### 引用本文 ###
「SlowGun&CO.」ローイング・ブレザーをコーデイネイトしてみた
クラシックなIvy Leaguer調のボート・クラブのコーデイネイトを組んでみました。なんとなく、雰囲気出ているでしょう?
ストライプの布地でパイピングをしたジャケットのことを「ローイング・ブレザー」と呼ぶそうです。
何世紀も前のスポーツであるローイング(日本でいうボート競技)。その中でもイギリスの名門大学やアメリカのアイビー・リーガーによる対抗戦のレガッタは、(その中でも、1829年から英国のケンブリッジ大とオックスフォード大が競う「ザ・ボート・レース」と呼ばれる)伝統があり、とても厳格なスポーツなのです。(日本では、91回を迎えた早慶レガッタが有名)
英国が発祥とされるスポーツ(サッカー、ラグビー、テニス、クリケット、ゴルフ、ボートなど)の多くは、スポーツマンシップを謳い、ジェントリーでアマチュアリズムが基礎にあるとされています。
そして、これらのスポーツの発展に欠かせなかったのが、パブリック・スクール(エリート校)を出た学生の多くが進学したエスタブリッシュメントな大学のスポーツ・クラブの存在でした。
この「ローイング・ブレザー」は、エリート大学のスポーツクラブのメンバーの証となっていました。そういう意味で、「ローイング・ブレザー」が、現在のブレザーの元祖であり、そのブレザーがメンズウェアの定番になる基礎となっているのがわかります。
うちに「ロックなスピリット」が隠れています
この「ローイング・ブレザー」をつくったのが、「Slow Gun&Co.」という日本のブランドです。
デザイナーは、小林学氏、ブランドは、1998年にスタートしています。
ブランドコンセプトは「なつかしくて新しい服」が基本のテーマ。1960年〜70年代の映画や音楽をインスピレーションにして、「次の最新」を時代の気分やエッセンスから抽出。デザインからウェア製造までのアプローチを行っている (引用:ファッションプレス https//www.fashion-press.net より)
ブランド・イメージとしては、映画や音楽などのサブカルチャーと服を結びつけた細身で着心地の良いカジュアル・ウェアを提供しているブランドで、トラッドな感じよりロック系なブランドというイメージ。
### 提供データ ###
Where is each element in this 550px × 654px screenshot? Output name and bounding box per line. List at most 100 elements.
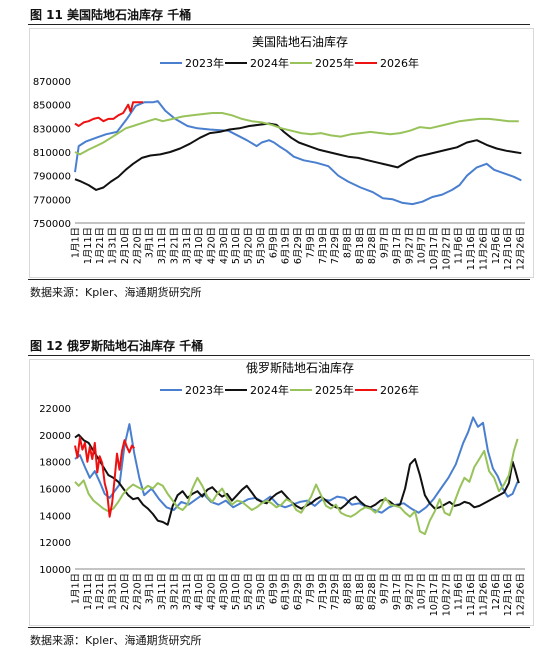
x-tick-label: 9月17日 — [392, 573, 403, 610]
source-note-russia: 数据来源：Kpler、海通期货研究所 — [30, 634, 202, 647]
x-tick-label: 10月17日 — [429, 227, 440, 270]
y-axis: 870000 850000 830000 810000 790000 770000 7500… — [33, 77, 71, 230]
x-tick-label: 11月6日 — [454, 573, 465, 610]
legend-item: 2026年 — [355, 383, 419, 397]
x-tick-label: 3月21日 — [169, 573, 180, 610]
x-tick-label: 5月30日 — [256, 227, 267, 264]
chart-title: 俄罗斯陆地石油库存 — [246, 360, 354, 375]
x-tick-label: 2月20日 — [132, 227, 143, 264]
x-tick-label: 10月7日 — [417, 573, 428, 610]
legend-item: 2026年 — [355, 56, 419, 70]
x-tick-label: 10月17日 — [429, 573, 440, 616]
x-tick-label: 3月31日 — [182, 227, 193, 264]
y-tick-label: 850000 — [33, 101, 71, 112]
y-tick-label: 870000 — [33, 77, 71, 88]
legend-label: 2025年 — [315, 383, 354, 397]
x-tick-label: 4月30日 — [219, 573, 230, 610]
legend-item: 2025年 — [290, 383, 354, 397]
series-line-2024年 — [74, 122, 522, 191]
x-tick-label: 11月16日 — [466, 573, 477, 616]
x-tick-label: 3月21日 — [169, 227, 180, 264]
x-tick-label: 6月19日 — [281, 573, 292, 610]
x-tick-label: 5月10日 — [231, 573, 242, 610]
y-tick-label: 810000 — [33, 148, 71, 159]
y-tick-label: 18000 — [39, 458, 71, 469]
figure-12-caption-rule — [28, 355, 530, 356]
x-tick-label: 7月29日 — [330, 573, 341, 610]
x-tick-label: 3月1日 — [145, 573, 156, 604]
x-tick-label: 12月16日 — [503, 227, 514, 270]
figure-11-bottom-rule — [28, 279, 530, 280]
figure-12-bottom-rule — [28, 627, 530, 628]
legend: 2023年 2024年 2025年 2026年 — [160, 383, 419, 397]
figure-11-caption-rule — [28, 24, 530, 25]
y-tick-label: 770000 — [33, 195, 71, 206]
x-tick-label: 12月16日 — [503, 573, 514, 616]
legend: 2023年 2024年 2025年 2026年 — [160, 56, 419, 70]
x-tick-label: 9月7日 — [380, 573, 391, 604]
x-tick-label: 3月31日 — [182, 573, 193, 610]
x-tick-label: 8月8日 — [342, 573, 353, 604]
series-line-2026年 — [74, 436, 136, 518]
legend-label: 2026年 — [380, 383, 419, 397]
legend-label: 2024年 — [250, 56, 289, 70]
x-tick-label: 7月29日 — [330, 227, 341, 264]
legend-item: 2025年 — [290, 56, 354, 70]
x-tick-label: 8月18日 — [355, 573, 366, 610]
x-tick-label: 8月28日 — [367, 573, 378, 610]
x-tick-label: 5月20日 — [244, 227, 255, 264]
series-line-2025年 — [74, 438, 519, 536]
x-tick-label: 10月27日 — [441, 227, 452, 270]
x-tick-label: 3月11日 — [157, 573, 168, 610]
x-tick-label: 2月10日 — [120, 227, 131, 264]
x-tick-label: 10月27日 — [441, 573, 452, 616]
legend-label: 2025年 — [315, 56, 354, 70]
y-tick-label: 790000 — [33, 172, 71, 183]
x-tick-label: 11月6日 — [454, 227, 465, 264]
x-tick-label: 6月29日 — [293, 573, 304, 610]
y-tick-label: 20000 — [39, 431, 71, 442]
y-tick-label: 830000 — [33, 124, 71, 135]
x-tick-label: 5月30日 — [256, 573, 267, 610]
figure-11-caption: 图 11 美国陆地石油库存 千桶 — [30, 8, 192, 22]
x-tick-label: 6月9日 — [268, 227, 279, 258]
y-tick-label: 12000 — [39, 538, 71, 549]
x-tick-label: 4月20日 — [206, 573, 217, 610]
x-tick-label: 4月10日 — [194, 227, 205, 264]
series-line-2026年 — [74, 101, 143, 127]
x-tick-label: 4月10日 — [194, 573, 205, 610]
legend-item: 2024年 — [225, 383, 289, 397]
x-tick-label: 10月7日 — [417, 227, 428, 264]
x-tick-label: 7月19日 — [318, 227, 329, 264]
chart-frame-us: 美国陆地石油库存 2023年 2024年 2025年 2026年 870000 850000… — [29, 28, 534, 278]
x-axis: 1月1日 1月11日 1月21日 1月31日 2月10日 2月20日 3月1日 3月11日 3月… — [71, 227, 527, 270]
y-tick-label: 750000 — [33, 219, 71, 230]
legend-label: 2026年 — [380, 56, 419, 70]
series-line-2023年 — [74, 416, 519, 514]
x-tick-label: 1月21日 — [95, 573, 106, 610]
chart-us-inventory: 美国陆地石油库存 2023年 2024年 2025年 2026年 870000 850000… — [33, 34, 527, 270]
x-tick-label: 11月16日 — [466, 227, 477, 270]
figure-12-caption: 图 12 俄罗斯陆地石油库存 千桶 — [30, 339, 204, 353]
x-tick-label: 6月9日 — [268, 573, 279, 604]
x-tick-label: 1月31日 — [108, 573, 119, 610]
x-tick-label: 7月9日 — [305, 573, 316, 604]
legend-label: 2023年 — [185, 56, 224, 70]
x-tick-label: 8月28日 — [367, 227, 378, 264]
x-tick-label: 2月20日 — [132, 573, 143, 610]
x-tick-label: 12月26日 — [516, 227, 527, 270]
x-tick-label: 11月26日 — [478, 573, 489, 616]
x-tick-label: 2月10日 — [120, 573, 131, 610]
legend-item: 2023年 — [160, 56, 224, 70]
x-axis: 1月1日 1月11日 1月21日 1月31日 2月10日 2月20日 3月1日 3月11日 3月… — [71, 573, 527, 616]
chart-frame-russia: 俄罗斯陆地石油库存 2023年 2024年 2025年 2026年 22000 20000 1… — [29, 359, 534, 626]
y-tick-label: 10000 — [39, 565, 71, 576]
y-tick-label: 22000 — [39, 404, 71, 415]
x-tick-label: 11月26日 — [478, 227, 489, 270]
y-axis: 22000 20000 18000 16000 14000 12000 10000 — [39, 404, 71, 576]
chart-russia-inventory: 俄罗斯陆地石油库存 2023年 2024年 2025年 2026年 22000 20000 1… — [39, 360, 527, 616]
x-tick-label: 7月19日 — [318, 573, 329, 610]
source-note-us: 数据来源：Kpler、海通期货研究所 — [30, 286, 202, 299]
legend-label: 2023年 — [185, 383, 224, 397]
x-tick-label: 3月1日 — [145, 227, 156, 258]
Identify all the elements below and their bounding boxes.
###
● 指示事項
[1] ローイング・ブレザーに関する本文で、英国が発祥とされるスポーツとして挙げられているものをすべて列挙してください。
[2] ローイング・ブレザーに関する本文において、ローイング・ブレザーが現在のブレザーの元祖とされるのはなぜか、本文に基づいて説明してください。
[3] ローイング・ブレザーに関する本文を、最後の文の後から書き継いでください。

● 解答
[1] サッカー、ラグビー、テニス、クリケット、ゴルフ、ボート

[2] ローイング・ブレザーは、エリート大学のスポーツクラブのメンバーの証となっていました。本文はその意味で、これが現在のブレザーの元祖であり、ブレザーがメンズウェアの定番となる基礎になっていると述べています。

[3]
紹介している服も、細身で、肩パッドや芯地のないコンフォータブルなアンコン・ジャケットで軽く羽織れるタイプのモノです。Vゾーンから見える裏地が、派手なネオンサイン柄なので、ファースト・インプレッションとしては「完全にロックン・ロールなイメージ」だったのです。
これは、もうVネックのTシャツに細身のブラックジーンズをあわせるロッカースタイルなイメージしかなかったのですが…
超こだわりのデザイナー「小林学」氏
でも、SLOWGUN&Co.のことを調べると、オーナー・デザイナーである小林学氏は、かなりの素材フェッチで、近年は「AUBERGE」というフレンチ・ヴィンテージ・ブランドを立ち上げて、モールスキンやリネン素材、デニムなど、さまざまな素材を顕微鏡を覗きながら、再現していくという変態ぶり、素材だけではなくパーツなどにもこだわりをみせたモノづくりをしています。
この取り上げたジャケットもデザインのベースになっている「ローイング・ブレザー」を調べていくと、「やっぱ、トラッドだなー。」と、デザイナーのこだわりが見えてきたような気がします。
現に、BDシャツとの相性もよく、ボーダー柄のニットタイを合わせて、ホワイト・パンツにボート・スニーカーを持ってきたら、完全に「ボート・ハウス・スタイル」の出来上がりです。
ただ、よくわからないのが、裏地のプリント柄のモチーフが、なぜアメリカ西海岸の「ポートランド、シアトル」なのか「ローイング・ブレザー」と「シアトル」の関係の意味がよくわかりませんが。
『トラッドマインド」のあるものが好き
最近、雑誌「popeye」(2021年4月888号「それどこの服?」)でも寄稿されていましたが、ユナイテッドアローズ上級顧問の栗野宏文氏が自著である「モード後の世界」で、提唱されていたキーワードです。
「どんな変人でも、意地悪そうな人でも、辛口の人でも、本質的に人間としてまともかどうかということが、一番重要だと思います。逆に理路整然と美しいことを語っていても、人間的にアウトだと感じられる人はアウトです。 服も同じで僕らはそれを「トラッドマインド」と呼んでいます。
どれほどアバンギャルドな服でも、ただアバンギャルド的であるためにアバンギャルドをやろうとしているものとアバンギャルドをやっているけれど、根本的に服に対する深い理解と愛があるものとでは違うでしょう。」[引用:モード後の世界 栗野宏文]
そしてこうもいっています。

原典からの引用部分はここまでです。